Problem details » Write the records out again, keeping each line exactly as it is.

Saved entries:
╔══
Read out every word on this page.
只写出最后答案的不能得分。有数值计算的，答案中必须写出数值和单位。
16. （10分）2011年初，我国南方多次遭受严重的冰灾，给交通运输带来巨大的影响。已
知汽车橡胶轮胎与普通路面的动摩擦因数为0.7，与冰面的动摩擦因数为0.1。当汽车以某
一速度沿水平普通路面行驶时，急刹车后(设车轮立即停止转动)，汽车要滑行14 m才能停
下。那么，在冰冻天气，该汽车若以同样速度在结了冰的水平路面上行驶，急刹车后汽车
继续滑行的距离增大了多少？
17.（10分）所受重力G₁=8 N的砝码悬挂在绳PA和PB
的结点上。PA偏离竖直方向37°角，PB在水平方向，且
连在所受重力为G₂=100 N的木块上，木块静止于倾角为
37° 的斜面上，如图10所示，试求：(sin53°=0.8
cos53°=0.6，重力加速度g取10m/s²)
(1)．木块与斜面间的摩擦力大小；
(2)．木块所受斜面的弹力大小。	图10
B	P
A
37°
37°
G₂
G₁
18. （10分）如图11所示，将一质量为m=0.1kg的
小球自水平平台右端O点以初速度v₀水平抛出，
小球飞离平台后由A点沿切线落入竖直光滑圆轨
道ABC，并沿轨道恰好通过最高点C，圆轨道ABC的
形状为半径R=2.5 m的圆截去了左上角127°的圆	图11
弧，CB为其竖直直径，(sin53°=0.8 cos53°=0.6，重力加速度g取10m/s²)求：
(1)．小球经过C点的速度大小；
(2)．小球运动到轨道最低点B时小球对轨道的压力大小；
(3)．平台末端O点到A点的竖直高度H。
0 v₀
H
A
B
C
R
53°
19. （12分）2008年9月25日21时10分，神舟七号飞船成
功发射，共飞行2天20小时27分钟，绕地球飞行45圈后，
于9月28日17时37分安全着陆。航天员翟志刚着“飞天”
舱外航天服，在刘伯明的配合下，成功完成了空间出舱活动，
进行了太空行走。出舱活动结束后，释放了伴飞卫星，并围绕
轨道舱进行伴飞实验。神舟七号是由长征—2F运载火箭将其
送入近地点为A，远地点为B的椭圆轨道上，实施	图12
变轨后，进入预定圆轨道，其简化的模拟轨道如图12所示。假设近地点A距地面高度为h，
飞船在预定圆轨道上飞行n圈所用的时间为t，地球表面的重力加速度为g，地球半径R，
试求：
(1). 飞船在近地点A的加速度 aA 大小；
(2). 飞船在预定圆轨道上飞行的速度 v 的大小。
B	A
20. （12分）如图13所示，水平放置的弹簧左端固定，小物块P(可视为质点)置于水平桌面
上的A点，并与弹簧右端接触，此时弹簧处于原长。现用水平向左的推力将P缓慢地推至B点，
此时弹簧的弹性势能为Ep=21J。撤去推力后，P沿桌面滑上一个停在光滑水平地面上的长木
╚══
Answer to this exercise »
Read out every word on this page.
只写出最后答案的不能得分。有数值计算的，答案中必须写出数值和单位。
16. （10分）2011年初，我国南方多次遭受严重的冰灾，给交通运输带来巨大的影响。已
知汽车橡胶轮胎与普通路面的动摩擦因数为0.7，与冰面的动摩擦因数为0.1。当汽车以某
一速度沿水平普通路面行驶时，急刹车后(设车轮立即停止转动)，汽车要滑行14 m才能停
下。那么，在冰冻天气，该汽车若以同样速度在结了冰的水平路面上行驶，急刹车后汽车
继续滑行的距离增大了多少？
17.（10分）所受重力G₁=8 N的砝码悬挂在绳PA和PB
的结点上。PA偏离竖直方向37°角，PB在水平方向，且
连在所受重力为G₂=100 N的木块上，木块静止于倾角为
37° 的斜面上，如图10所示，试求：(sin53°=0.8
cos53°=0.6，重力加速度g取10m/s²)
(1)．木块与斜面间的摩擦力大小；
(2)．木块所受斜面的弹力大小。	图10
B	P
A
37°
37°
G₂
G₁
18. （10分）如图11所示，将一质量为m=0.1kg的
小球自水平平台右端O点以初速度v₀水平抛出，
小球飞离平台后由A点沿切线落入竖直光滑圆轨
道ABC，并沿轨道恰好通过最高点C，圆轨道ABC的
形状为半径R=2.5 m的圆截去了左上角127°的圆	图11
弧，CB为其竖直直径，(sin53°=0.8 cos53°=0.6，重力加速度g取10m/s²)求：
(1)．小球经过C点的速度大小；
(2)．小球运动到轨道最低点B时小球对轨道的压力大小；
(3)．平台末端O点到A点的竖直高度H。
0 v₀
H
A
B
C
R
53°
19. （12分）2008年9月25日21时10分，神舟七号飞船成
功发射，共飞行2天20小时27分钟，绕地球飞行45圈后，
于9月28日17时37分安全着陆。航天员翟志刚着“飞天”
舱外航天服，在刘伯明的配合下，成功完成了空间出舱活动，
进行了太空行走。出舱活动结束后，释放了伴飞卫星，并围绕
轨道舱进行伴飞实验。神舟七号是由长征—2F运载火箭将其
送入近地点为A，远地点为B的椭圆轨道上，实施	图12
变轨后，进入预定圆轨道，其简化的模拟轨道如图12所示。假设近地点A距地面高度为h，
飞船在预定圆轨道上飞行n圈所用的时间为t，地球表面的重力加速度为g，地球半径R，
试求：
(1). 飞船在近地点A的加速度 aA 大小；
(2). 飞船在预定圆轨道上飞行的速度 v 的大小。
B	A
20. （12分）如图13所示，水平放置的弹簧左端固定，小物块P(可视为质点)置于水平桌面
上的A点，并与弹簧右端接触，此时弹簧处于原长。现用水平向左的推力将P缓慢地推至B点，
此时弹簧的弹性势能为Ep=21J。撤去推力后，P沿桌面滑上一个停在光滑水平地面上的长木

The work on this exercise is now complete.